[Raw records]

· · · ·

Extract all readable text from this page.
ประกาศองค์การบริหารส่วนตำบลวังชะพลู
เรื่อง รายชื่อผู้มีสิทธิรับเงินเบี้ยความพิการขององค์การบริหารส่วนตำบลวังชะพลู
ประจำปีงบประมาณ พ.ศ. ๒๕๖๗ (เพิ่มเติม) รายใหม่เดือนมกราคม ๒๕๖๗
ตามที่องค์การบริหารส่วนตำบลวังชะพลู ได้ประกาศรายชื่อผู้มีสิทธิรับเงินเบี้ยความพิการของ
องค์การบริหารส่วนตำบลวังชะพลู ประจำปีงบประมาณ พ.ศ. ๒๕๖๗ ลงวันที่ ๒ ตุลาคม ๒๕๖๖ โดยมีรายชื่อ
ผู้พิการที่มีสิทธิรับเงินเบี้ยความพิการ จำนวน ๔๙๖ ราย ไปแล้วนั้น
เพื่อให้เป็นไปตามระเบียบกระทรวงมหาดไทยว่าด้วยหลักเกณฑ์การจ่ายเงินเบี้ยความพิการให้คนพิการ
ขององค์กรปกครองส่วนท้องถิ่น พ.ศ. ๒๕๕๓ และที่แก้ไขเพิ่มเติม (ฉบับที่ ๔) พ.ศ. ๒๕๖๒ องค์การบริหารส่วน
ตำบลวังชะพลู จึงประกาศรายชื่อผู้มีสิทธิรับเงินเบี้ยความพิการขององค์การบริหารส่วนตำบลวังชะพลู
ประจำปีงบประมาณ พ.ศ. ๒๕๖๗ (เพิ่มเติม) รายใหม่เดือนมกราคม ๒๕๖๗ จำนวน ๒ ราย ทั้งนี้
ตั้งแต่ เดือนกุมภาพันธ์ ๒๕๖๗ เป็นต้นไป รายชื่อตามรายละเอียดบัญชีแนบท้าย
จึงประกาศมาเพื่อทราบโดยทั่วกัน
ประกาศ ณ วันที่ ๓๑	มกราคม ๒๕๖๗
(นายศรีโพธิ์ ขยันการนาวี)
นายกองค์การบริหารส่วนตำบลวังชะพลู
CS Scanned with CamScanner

· · · ·

- [Stated task]: Reply with one number only: how many lines of the listing hold "ยความพ"?

- [Output]: 5